[Figure record listings]
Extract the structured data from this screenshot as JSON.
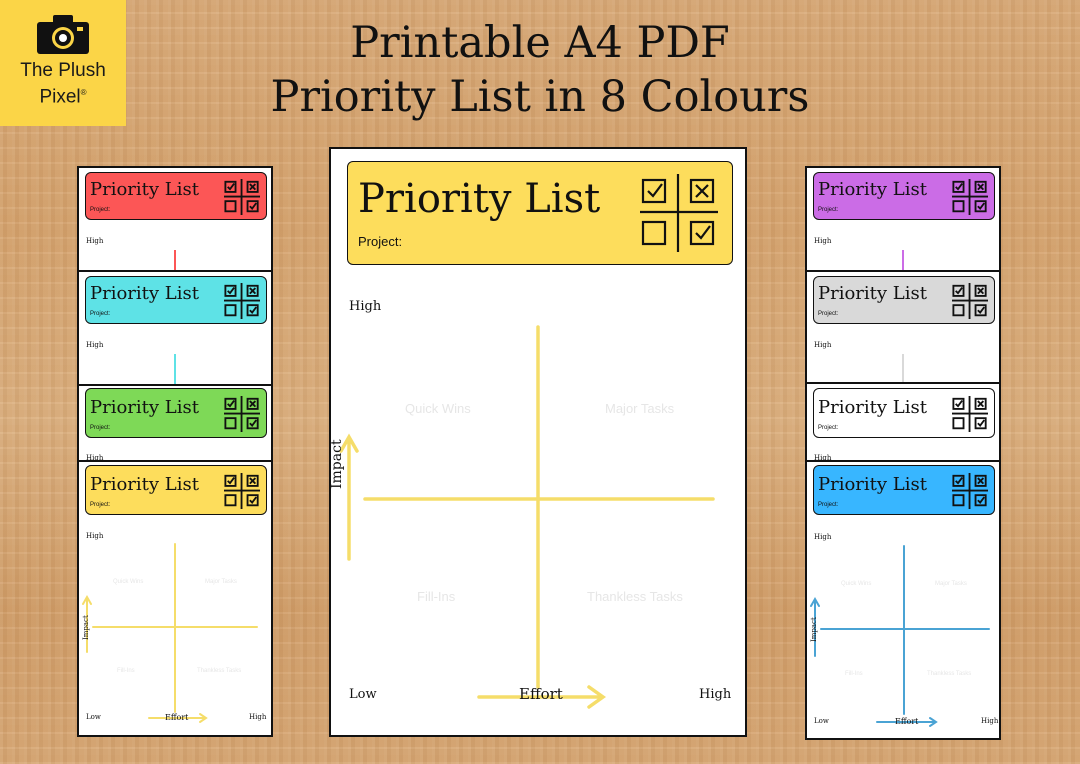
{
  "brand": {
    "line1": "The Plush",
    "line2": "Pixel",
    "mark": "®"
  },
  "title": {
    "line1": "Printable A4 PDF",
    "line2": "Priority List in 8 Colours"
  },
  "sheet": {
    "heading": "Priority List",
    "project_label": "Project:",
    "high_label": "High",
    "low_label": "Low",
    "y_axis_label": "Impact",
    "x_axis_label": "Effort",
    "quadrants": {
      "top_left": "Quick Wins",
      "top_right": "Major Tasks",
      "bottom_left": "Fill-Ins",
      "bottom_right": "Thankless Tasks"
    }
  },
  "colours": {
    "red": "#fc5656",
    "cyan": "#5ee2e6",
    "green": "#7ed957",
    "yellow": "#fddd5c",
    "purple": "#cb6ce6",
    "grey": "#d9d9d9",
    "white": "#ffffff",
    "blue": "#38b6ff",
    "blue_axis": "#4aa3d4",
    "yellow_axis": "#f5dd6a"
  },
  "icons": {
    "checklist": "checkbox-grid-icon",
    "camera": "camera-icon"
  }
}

■ Written instruction
Transcribe each line above verbatim, with the pictures left out.

■ Solution
Extract the structured data from this screenshot as JSON.
{
  "brand": {
    "line1": "The Plush",
    "line2": "Pixel",
    "mark": "®"
  },
  "title": {
    "line1": "Printable A4 PDF",
    "line2": "Priority List in 8 Colours"
  },
  "sheet": {
    "heading": "Priority List",
    "project_label": "Project:",
    "high_label": "High",
    "low_label": "Low",
    "y_axis_label": "Impact",
    "x_axis_label": "Effort",
    "quadrants": {
      "top_left": "Quick Wins",
      "top_right": "Major Tasks",
      "bottom_left": "Fill-Ins",
      "bottom_right": "Thankless Tasks"
    }
  },
  "colours": {
    "red": "#fc5656",
    "cyan": "#5ee2e6",
    "green": "#7ed957",
    "yellow": "#fddd5c",
    "purple": "#cb6ce6",
    "grey": "#d9d9d9",
    "white": "#ffffff",
    "blue": "#38b6ff",
    "blue_axis": "#4aa3d4",
    "yellow_axis": "#f5dd6a"
  },
  "icons": {
    "checklist": "checkbox-grid-icon",
    "camera": "camera-icon"
  }
}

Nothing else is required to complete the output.